EXERCISE AIM -
Show only lines that include "exec".

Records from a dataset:
::::::
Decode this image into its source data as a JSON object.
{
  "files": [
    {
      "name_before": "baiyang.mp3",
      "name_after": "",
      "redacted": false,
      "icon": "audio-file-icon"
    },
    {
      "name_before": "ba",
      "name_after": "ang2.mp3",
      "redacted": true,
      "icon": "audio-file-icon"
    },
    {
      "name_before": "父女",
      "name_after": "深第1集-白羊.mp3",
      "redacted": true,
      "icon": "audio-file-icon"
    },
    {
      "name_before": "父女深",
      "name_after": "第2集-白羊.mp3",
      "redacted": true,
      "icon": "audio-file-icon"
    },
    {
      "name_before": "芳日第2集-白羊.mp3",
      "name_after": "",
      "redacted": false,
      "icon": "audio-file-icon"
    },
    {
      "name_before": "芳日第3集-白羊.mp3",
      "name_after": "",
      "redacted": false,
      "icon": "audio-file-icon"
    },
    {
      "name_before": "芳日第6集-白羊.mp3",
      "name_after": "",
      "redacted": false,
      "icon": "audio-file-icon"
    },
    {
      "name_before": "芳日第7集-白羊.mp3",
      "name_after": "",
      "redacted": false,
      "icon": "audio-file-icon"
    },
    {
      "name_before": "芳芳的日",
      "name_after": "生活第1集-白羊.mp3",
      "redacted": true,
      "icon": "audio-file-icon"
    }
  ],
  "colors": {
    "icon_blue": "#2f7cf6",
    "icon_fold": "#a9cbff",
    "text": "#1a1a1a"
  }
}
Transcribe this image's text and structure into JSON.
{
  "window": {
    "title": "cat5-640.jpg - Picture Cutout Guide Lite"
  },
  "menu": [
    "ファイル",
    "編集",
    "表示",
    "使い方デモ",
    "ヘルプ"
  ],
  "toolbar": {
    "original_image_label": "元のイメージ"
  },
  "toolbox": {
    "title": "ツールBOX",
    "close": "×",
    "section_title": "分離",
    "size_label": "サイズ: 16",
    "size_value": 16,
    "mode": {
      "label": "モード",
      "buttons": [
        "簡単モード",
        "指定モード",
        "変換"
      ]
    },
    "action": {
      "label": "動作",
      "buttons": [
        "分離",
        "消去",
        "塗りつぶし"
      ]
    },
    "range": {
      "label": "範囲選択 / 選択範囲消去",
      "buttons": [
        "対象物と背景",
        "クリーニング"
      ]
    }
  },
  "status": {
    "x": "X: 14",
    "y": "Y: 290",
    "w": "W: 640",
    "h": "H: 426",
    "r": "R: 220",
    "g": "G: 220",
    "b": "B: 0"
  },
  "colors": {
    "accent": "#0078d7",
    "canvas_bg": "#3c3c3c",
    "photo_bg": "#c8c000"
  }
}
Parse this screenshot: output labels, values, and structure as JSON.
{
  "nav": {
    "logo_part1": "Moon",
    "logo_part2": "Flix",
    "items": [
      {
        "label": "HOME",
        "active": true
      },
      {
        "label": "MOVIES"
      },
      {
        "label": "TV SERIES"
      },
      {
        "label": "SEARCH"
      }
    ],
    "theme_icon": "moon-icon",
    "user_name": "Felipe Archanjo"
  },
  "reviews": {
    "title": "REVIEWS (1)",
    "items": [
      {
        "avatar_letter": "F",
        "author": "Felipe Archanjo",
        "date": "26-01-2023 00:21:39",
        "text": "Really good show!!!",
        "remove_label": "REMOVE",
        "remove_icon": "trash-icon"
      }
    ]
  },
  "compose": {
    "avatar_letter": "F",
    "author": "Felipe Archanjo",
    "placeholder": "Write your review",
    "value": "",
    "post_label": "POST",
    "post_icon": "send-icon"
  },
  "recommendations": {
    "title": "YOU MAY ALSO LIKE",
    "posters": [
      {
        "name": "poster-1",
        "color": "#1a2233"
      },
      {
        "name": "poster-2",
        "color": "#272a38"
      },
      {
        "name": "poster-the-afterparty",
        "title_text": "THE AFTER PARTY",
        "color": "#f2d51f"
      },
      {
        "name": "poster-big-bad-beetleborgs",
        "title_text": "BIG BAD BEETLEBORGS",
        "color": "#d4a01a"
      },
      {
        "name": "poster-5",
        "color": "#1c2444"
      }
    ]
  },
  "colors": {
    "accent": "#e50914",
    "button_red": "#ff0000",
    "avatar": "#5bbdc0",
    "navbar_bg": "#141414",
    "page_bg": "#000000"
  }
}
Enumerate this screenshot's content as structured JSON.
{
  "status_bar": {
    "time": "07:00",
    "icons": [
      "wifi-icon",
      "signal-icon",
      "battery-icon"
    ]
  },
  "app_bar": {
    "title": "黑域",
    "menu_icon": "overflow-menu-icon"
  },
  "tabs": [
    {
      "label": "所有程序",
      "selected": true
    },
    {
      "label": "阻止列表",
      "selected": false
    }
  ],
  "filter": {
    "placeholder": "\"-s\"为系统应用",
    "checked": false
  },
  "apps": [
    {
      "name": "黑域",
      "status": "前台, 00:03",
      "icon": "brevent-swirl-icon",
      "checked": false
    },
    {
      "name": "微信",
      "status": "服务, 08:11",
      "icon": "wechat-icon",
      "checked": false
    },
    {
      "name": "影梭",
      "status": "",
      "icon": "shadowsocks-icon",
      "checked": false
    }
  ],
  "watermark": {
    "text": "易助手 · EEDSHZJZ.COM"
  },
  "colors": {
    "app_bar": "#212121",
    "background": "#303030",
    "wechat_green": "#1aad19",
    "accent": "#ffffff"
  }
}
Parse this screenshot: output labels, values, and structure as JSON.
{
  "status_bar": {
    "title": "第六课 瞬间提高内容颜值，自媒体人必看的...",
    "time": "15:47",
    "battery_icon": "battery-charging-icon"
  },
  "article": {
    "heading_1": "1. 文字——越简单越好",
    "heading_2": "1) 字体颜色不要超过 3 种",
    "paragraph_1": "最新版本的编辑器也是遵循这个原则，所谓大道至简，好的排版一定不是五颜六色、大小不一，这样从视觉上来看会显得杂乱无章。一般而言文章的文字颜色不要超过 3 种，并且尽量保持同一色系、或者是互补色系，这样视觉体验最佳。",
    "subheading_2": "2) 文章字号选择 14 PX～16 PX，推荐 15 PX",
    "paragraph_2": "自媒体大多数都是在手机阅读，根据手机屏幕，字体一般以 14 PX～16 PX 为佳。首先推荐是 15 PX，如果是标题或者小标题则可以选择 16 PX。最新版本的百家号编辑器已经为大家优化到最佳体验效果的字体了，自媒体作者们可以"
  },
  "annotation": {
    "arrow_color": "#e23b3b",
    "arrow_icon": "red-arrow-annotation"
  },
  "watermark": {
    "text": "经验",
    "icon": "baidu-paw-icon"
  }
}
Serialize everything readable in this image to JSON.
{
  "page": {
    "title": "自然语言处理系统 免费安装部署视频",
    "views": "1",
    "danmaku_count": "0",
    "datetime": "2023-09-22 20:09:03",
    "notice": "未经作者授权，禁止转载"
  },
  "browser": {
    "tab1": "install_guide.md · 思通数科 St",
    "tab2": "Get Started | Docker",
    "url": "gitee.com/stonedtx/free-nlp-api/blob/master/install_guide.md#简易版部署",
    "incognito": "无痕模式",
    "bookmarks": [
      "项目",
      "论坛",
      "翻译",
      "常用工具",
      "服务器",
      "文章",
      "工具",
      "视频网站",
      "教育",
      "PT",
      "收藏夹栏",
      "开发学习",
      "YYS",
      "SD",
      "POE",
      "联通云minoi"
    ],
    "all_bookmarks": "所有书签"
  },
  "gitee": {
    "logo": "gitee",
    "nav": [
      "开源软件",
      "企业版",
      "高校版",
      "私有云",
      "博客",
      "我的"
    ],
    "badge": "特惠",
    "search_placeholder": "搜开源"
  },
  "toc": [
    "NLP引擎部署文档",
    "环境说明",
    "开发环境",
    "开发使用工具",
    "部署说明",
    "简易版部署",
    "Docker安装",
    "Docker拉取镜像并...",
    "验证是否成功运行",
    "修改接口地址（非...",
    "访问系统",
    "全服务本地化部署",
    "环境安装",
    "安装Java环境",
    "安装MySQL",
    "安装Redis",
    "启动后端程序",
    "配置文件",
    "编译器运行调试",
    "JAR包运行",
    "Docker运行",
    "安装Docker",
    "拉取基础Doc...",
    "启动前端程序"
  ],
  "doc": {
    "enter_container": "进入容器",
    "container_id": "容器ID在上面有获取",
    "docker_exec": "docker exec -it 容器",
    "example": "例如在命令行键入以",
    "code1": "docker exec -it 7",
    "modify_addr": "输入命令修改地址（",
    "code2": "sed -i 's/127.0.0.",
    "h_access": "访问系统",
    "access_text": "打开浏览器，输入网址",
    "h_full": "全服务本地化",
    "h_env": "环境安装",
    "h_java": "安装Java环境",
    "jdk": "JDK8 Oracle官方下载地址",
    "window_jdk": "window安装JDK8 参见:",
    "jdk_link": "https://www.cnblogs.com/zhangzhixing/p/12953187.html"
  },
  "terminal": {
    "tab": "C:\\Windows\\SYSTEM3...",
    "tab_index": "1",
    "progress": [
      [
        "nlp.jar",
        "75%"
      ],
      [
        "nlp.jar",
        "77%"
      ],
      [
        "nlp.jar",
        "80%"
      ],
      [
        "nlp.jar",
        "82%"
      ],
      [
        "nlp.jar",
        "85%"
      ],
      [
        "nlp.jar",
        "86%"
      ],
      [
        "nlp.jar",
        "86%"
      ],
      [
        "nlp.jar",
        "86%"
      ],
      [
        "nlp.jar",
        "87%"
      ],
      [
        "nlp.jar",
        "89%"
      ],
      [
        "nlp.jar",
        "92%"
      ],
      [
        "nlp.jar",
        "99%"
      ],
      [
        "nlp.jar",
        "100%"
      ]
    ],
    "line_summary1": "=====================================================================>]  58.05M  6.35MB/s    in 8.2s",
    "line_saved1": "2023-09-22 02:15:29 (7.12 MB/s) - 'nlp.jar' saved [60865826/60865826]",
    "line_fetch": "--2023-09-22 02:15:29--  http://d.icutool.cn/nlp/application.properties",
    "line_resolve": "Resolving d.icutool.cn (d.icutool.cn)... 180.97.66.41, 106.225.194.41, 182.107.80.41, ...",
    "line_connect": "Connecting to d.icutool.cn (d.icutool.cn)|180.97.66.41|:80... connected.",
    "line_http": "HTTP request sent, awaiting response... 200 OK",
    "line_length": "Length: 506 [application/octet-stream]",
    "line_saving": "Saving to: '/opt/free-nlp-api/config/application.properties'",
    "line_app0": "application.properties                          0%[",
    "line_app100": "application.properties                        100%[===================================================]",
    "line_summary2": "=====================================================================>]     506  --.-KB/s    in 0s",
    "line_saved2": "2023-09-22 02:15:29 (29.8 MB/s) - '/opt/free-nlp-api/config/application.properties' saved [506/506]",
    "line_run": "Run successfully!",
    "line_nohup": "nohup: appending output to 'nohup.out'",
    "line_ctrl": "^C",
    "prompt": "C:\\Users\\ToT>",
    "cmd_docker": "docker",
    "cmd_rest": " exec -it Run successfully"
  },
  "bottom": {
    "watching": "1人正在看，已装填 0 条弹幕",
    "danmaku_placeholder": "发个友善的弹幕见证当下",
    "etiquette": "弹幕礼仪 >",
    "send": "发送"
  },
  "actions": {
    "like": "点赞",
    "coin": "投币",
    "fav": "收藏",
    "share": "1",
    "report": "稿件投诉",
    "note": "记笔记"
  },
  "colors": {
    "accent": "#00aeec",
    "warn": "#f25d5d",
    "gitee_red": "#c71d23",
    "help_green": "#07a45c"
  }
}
::::::
TASK SOLUTION -
    "docker_exec": "docker exec -it 容器",
    "code1": "docker exec -it 7",
    "cmd_rest": " exec -it Run successfully"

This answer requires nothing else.